Requirements: Please copy every line of the records below that holds the word "智能制造".

Data shown:
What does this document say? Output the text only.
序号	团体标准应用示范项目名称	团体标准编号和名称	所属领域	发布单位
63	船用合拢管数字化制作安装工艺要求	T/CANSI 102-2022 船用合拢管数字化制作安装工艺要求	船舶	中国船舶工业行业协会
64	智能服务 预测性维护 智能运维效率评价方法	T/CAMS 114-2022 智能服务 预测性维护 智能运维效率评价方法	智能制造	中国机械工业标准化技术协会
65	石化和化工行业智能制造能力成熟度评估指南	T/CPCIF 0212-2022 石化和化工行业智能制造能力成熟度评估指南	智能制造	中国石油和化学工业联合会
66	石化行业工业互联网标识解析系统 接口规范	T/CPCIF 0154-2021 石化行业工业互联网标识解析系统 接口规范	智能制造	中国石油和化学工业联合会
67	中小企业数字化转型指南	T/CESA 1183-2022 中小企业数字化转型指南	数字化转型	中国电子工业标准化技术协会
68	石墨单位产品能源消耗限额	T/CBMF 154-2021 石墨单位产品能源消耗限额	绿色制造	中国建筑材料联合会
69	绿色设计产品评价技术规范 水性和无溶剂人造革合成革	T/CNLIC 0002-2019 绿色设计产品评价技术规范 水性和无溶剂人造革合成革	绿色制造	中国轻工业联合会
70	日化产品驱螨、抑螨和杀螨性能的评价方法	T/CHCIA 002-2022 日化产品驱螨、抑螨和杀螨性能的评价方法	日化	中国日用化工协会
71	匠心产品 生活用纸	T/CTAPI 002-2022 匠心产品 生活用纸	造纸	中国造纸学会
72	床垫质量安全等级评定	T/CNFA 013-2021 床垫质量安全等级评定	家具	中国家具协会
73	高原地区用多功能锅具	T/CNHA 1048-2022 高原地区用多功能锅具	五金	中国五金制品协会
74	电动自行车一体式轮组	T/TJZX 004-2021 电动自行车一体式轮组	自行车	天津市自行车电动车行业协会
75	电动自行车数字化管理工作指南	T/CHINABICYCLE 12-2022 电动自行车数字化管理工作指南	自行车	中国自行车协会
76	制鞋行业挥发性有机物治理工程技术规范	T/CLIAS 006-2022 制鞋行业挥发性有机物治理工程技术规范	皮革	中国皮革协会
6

Expected output:
64	智能服务 预测性维护 智能运维效率评价方法	T/CAMS 114-2022 智能服务 预测性维护 智能运维效率评价方法	智能制造	中国机械工业标准化技术协会
65	石化和化工行业智能制造能力成熟度评估指南	T/CPCIF 0212-2022 石化和化工行业智能制造能力成熟度评估指南	智能制造	中国石油和化学工业联合会
66	石化行业工业互联网标识解析系统 接口规范	T/CPCIF 0154-2021 石化行业工业互联网标识解析系统 接口规范	智能制造	中国石油和化学工业联合会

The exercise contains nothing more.